▼

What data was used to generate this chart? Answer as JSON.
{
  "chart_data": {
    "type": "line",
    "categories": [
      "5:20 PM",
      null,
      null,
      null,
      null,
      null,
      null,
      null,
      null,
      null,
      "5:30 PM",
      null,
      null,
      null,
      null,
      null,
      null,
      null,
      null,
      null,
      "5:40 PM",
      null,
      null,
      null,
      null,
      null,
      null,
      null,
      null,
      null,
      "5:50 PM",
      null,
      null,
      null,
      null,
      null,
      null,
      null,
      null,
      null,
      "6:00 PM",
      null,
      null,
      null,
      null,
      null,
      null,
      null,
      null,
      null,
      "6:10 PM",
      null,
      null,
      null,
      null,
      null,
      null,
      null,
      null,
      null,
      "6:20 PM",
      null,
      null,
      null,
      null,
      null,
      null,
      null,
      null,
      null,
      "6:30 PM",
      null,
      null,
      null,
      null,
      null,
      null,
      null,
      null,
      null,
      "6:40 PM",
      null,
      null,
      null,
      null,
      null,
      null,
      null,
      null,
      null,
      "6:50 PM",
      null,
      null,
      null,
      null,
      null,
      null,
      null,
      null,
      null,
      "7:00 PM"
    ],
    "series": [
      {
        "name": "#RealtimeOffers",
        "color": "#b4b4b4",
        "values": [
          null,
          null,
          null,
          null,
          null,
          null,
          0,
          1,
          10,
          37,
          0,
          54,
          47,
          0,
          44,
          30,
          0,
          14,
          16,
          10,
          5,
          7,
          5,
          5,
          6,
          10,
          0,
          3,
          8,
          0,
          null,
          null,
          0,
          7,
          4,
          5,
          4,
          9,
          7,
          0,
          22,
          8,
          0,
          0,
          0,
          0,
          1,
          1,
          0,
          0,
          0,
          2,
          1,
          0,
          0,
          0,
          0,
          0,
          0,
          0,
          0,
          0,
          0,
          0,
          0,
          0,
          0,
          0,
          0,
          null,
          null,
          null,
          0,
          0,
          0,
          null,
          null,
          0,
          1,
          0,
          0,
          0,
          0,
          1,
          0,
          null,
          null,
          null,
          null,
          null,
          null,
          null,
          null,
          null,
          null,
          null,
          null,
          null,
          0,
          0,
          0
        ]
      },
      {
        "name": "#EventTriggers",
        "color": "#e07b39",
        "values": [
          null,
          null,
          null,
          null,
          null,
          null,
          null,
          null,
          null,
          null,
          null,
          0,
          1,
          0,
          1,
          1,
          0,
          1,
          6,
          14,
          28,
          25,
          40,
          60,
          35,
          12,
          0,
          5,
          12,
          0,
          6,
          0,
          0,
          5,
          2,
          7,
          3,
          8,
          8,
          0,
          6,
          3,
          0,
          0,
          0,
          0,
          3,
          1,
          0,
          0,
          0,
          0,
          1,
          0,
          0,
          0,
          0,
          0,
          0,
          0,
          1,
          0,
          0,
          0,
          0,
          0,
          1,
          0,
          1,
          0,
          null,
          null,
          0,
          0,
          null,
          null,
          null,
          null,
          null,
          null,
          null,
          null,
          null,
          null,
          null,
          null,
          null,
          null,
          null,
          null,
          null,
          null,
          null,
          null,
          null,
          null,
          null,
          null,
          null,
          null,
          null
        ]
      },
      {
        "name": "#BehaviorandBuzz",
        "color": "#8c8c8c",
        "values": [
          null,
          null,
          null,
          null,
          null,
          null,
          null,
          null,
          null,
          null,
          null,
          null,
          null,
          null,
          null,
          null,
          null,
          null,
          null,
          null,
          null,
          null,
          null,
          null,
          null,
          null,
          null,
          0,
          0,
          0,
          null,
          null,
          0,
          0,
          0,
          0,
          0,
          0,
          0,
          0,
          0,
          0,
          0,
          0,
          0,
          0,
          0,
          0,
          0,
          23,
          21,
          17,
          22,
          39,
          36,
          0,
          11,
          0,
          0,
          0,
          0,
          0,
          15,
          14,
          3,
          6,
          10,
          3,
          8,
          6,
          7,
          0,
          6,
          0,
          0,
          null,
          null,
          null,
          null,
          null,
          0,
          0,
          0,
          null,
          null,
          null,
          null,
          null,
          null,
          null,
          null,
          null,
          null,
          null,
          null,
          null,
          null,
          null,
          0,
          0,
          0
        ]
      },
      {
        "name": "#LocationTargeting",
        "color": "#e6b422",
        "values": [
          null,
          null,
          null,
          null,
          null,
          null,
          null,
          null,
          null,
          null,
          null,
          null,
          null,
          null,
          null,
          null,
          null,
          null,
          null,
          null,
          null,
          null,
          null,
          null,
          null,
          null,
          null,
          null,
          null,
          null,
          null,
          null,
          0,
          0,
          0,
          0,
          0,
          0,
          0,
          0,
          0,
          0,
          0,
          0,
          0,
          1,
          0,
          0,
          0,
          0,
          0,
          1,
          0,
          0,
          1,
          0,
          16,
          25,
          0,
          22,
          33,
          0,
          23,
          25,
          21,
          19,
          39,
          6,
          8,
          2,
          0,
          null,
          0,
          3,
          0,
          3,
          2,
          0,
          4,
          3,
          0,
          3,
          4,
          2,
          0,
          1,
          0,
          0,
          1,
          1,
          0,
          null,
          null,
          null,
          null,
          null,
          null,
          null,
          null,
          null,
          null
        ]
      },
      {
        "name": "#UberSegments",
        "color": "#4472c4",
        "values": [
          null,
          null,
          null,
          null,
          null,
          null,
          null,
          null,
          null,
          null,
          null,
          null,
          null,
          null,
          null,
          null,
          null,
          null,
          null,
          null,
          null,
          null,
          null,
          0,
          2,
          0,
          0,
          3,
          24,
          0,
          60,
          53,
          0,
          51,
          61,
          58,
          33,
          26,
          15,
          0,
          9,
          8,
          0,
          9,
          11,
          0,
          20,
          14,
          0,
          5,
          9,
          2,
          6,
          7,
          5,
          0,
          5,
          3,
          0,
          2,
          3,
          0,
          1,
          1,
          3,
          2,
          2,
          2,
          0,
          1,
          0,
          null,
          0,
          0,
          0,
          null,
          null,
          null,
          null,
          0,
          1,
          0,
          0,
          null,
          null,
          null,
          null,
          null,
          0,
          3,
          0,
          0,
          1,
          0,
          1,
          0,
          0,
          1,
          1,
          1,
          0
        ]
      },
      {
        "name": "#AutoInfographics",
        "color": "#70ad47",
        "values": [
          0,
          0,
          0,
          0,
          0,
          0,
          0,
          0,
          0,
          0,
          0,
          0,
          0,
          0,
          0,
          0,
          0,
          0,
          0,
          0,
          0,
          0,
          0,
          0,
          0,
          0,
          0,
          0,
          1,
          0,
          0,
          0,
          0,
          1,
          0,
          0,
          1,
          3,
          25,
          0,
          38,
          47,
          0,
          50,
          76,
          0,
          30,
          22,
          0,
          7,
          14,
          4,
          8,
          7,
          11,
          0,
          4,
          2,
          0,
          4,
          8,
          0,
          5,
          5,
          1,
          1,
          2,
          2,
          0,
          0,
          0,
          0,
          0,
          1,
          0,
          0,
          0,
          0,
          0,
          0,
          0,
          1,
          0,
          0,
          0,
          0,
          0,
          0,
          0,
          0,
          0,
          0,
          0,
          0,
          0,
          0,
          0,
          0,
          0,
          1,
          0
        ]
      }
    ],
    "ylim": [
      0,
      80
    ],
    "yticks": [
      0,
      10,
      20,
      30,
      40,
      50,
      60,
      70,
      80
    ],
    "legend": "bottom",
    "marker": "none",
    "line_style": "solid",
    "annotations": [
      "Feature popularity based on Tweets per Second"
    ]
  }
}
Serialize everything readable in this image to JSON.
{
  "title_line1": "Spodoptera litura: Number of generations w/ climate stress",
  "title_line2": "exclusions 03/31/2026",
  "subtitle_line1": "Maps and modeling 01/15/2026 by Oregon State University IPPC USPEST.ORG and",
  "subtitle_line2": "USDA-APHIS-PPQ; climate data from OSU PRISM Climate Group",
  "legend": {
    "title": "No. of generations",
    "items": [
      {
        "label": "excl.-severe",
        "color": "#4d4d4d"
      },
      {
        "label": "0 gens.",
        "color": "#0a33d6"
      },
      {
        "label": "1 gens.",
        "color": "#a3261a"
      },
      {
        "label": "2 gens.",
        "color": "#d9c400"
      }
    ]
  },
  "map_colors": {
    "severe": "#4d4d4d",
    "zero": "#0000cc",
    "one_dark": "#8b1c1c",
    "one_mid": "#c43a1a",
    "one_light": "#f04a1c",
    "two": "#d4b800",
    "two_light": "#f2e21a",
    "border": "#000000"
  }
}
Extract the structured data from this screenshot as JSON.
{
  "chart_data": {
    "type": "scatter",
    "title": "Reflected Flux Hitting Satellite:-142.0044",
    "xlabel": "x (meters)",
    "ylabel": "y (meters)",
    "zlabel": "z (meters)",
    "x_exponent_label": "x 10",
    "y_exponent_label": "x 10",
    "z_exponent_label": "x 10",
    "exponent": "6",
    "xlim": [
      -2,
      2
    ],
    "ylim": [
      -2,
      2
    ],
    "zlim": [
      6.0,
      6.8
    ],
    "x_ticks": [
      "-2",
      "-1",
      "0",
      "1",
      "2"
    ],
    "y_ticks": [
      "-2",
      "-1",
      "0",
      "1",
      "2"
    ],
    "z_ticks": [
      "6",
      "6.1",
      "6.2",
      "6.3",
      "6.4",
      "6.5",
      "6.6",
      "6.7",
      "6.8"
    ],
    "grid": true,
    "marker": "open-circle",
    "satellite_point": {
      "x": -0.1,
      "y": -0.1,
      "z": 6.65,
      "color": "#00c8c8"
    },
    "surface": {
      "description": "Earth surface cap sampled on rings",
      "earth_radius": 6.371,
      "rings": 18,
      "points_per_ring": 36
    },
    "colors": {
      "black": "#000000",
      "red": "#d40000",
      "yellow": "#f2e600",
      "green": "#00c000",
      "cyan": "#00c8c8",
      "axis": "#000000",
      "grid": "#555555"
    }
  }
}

▲

● GIVEN EXERCISE
Go through the entries above and count the lines containing the word "name"; give only that count.

● THE ANSWER
6